AIM OF THE EXERCISE – Repeat everything in the material exactly.

— begin —

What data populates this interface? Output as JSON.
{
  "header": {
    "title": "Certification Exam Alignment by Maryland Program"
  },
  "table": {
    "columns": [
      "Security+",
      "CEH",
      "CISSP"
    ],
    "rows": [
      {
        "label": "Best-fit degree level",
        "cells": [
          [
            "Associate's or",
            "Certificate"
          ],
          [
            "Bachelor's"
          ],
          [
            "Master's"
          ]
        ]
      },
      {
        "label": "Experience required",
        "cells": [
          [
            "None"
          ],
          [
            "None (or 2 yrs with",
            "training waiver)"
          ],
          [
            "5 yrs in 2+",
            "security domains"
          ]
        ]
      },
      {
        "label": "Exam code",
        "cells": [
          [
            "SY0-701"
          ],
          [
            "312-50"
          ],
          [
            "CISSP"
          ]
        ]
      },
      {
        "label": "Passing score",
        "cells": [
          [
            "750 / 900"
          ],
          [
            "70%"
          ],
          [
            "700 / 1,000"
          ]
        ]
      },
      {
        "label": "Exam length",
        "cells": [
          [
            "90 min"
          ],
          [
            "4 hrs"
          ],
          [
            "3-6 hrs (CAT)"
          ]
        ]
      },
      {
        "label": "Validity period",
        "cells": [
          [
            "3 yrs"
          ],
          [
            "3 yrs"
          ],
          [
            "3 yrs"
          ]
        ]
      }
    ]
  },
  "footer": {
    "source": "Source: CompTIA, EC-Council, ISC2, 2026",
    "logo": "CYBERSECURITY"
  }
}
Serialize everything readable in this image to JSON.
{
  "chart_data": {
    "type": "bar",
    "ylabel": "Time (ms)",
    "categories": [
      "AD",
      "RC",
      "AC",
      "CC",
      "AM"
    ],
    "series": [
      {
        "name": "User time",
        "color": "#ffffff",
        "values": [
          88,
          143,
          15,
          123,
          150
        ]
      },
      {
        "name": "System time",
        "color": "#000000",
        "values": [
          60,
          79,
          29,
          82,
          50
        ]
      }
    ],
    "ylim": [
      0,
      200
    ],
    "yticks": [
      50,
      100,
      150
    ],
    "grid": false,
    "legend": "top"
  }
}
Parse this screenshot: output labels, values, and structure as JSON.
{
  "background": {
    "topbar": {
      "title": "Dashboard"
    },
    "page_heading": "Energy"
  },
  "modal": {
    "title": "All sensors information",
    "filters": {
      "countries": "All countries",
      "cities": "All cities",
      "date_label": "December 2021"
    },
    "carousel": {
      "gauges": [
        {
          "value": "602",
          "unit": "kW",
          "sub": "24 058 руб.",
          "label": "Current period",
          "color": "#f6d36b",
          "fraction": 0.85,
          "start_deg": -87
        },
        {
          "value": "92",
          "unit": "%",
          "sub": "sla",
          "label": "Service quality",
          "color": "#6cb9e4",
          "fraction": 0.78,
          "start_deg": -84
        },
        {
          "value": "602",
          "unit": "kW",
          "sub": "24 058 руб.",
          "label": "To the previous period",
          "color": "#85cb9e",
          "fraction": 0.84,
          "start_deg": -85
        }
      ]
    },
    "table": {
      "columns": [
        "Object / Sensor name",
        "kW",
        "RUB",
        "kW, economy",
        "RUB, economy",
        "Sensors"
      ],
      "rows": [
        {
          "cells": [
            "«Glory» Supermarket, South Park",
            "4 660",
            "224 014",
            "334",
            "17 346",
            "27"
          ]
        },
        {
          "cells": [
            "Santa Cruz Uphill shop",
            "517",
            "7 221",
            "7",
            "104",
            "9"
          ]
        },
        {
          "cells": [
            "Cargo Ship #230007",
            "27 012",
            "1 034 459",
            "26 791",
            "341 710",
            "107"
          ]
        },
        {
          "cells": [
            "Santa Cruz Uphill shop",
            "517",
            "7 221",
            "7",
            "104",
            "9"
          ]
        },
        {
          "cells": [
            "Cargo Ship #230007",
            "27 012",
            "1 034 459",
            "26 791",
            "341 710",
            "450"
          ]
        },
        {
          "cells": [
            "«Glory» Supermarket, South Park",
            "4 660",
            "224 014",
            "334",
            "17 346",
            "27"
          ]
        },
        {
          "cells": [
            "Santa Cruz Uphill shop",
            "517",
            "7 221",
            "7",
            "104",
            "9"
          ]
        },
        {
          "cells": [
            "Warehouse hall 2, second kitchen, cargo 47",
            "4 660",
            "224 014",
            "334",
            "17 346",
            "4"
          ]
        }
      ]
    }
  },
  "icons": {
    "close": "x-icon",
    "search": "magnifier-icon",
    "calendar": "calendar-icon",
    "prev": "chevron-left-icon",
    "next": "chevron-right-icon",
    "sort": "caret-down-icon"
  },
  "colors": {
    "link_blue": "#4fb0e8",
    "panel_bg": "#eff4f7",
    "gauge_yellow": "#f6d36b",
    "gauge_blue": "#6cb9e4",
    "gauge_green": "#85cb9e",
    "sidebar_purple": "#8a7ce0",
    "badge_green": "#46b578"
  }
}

— end —

RESULT BELOW –
What data populates this interface? Output as JSON.
{
  "header": {
    "title": "Certification Exam Alignment by Maryland Program"
  },
  "table": {
    "columns": [
      "Security+",
      "CEH",
      "CISSP"
    ],
    "rows": [
      {
        "label": "Best-fit degree level",
        "cells": [
          [
            "Associate's or",
            "Certificate"
          ],
          [
            "Bachelor's"
          ],
          [
            "Master's"
          ]
        ]
      },
      {
        "label": "Experience required",
        "cells": [
          [
            "None"
          ],
          [
            "None (or 2 yrs with",
            "training waiver)"
          ],
          [
            "5 yrs in 2+",
            "security domains"
          ]
        ]
      },
      {
        "label": "Exam code",
        "cells": [
          [
            "SY0-701"
          ],
          [
            "312-50"
          ],
          [
            "CISSP"
          ]
        ]
      },
      {
        "label": "Passing score",
        "cells": [
          [
            "750 / 900"
          ],
          [
            "70%"
          ],
          [
            "700 / 1,000"
          ]
        ]
      },
      {
        "label": "Exam length",
        "cells": [
          [
            "90 min"
          ],
          [
            "4 hrs"
          ],
          [
            "3-6 hrs (CAT)"
          ]
        ]
      },
      {
        "label": "Validity period",
        "cells": [
          [
            "3 yrs"
          ],
          [
            "3 yrs"
          ],
          [
            "3 yrs"
          ]
        ]
      }
    ]
  },
  "footer": {
    "source": "Source: CompTIA, EC-Council, ISC2, 2026",
    "logo": "CYBERSECURITY"
  }
}
Serialize everything readable in this image to JSON.
{
  "chart_data": {
    "type": "bar",
    "ylabel": "Time (ms)",
    "categories": [
      "AD",
      "RC",
      "AC",
      "CC",
      "AM"
    ],
    "series": [
      {
        "name": "User time",
        "color": "#ffffff",
        "values": [
          88,
          143,
          15,
          123,
          150
        ]
      },
      {
        "name": "System time",
        "color": "#000000",
        "values": [
          60,
          79,
          29,
          82,
          50
        ]
      }
    ],
    "ylim": [
      0,
      200
    ],
    "yticks": [
      50,
      100,
      150
    ],
    "grid": false,
    "legend": "top"
  }
}
Parse this screenshot: output labels, values, and structure as JSON.
{
  "background": {
    "topbar": {
      "title": "Dashboard"
    },
    "page_heading": "Energy"
  },
  "modal": {
    "title": "All sensors information",
    "filters": {
      "countries": "All countries",
      "cities": "All cities",
      "date_label": "December 2021"
    },
    "carousel": {
      "gauges": [
        {
          "value": "602",
          "unit": "kW",
          "sub": "24 058 руб.",
          "label": "Current period",
          "color": "#f6d36b",
          "fraction": 0.85,
          "start_deg": -87
        },
        {
          "value": "92",
          "unit": "%",
          "sub": "sla",
          "label": "Service quality",
          "color": "#6cb9e4",
          "fraction": 0.78,
          "start_deg": -84
        },
        {
          "value": "602",
          "unit": "kW",
          "sub": "24 058 руб.",
          "label": "To the previous period",
          "color": "#85cb9e",
          "fraction": 0.84,
          "start_deg": -85
        }
      ]
    },
    "table": {
      "columns": [
        "Object / Sensor name",
        "kW",
        "RUB",
        "kW, economy",
        "RUB, economy",
        "Sensors"
      ],
      "rows": [
        {
          "cells": [
            "«Glory» Supermarket, South Park",
            "4 660",
            "224 014",
            "334",
            "17 346",
            "27"
          ]
        },
        {
          "cells": [
            "Santa Cruz Uphill shop",
            "517",
            "7 221",
            "7",
            "104",
            "9"
          ]
        },
        {
          "cells": [
            "Cargo Ship #230007",
            "27 012",
            "1 034 459",
            "26 791",
            "341 710",
            "107"
          ]
        },
        {
          "cells": [
            "Santa Cruz Uphill shop",
            "517",
            "7 221",
            "7",
            "104",
            "9"
          ]
        },
        {
          "cells": [
            "Cargo Ship #230007",
            "27 012",
            "1 034 459",
            "26 791",
            "341 710",
            "450"
          ]
        },
        {
          "cells": [
            "«Glory» Supermarket, South Park",
            "4 660",
            "224 014",
            "334",
            "17 346",
            "27"
          ]
        },
        {
          "cells": [
            "Santa Cruz Uphill shop",
            "517",
            "7 221",
            "7",
            "104",
            "9"
          ]
        },
        {
          "cells": [
            "Warehouse hall 2, second kitchen, cargo 47",
            "4 660",
            "224 014",
            "334",
            "17 346",
            "4"
          ]
        }
      ]
    }
  },
  "icons": {
    "close": "x-icon",
    "search": "magnifier-icon",
    "calendar": "calendar-icon",
    "prev": "chevron-left-icon",
    "next": "chevron-right-icon",
    "sort": "caret-down-icon"
  },
  "colors": {
    "link_blue": "#4fb0e8",
    "panel_bg": "#eff4f7",
    "gauge_yellow": "#f6d36b",
    "gauge_blue": "#6cb9e4",
    "gauge_green": "#85cb9e",
    "sidebar_purple": "#8a7ce0",
    "badge_green": "#46b578"
  }
}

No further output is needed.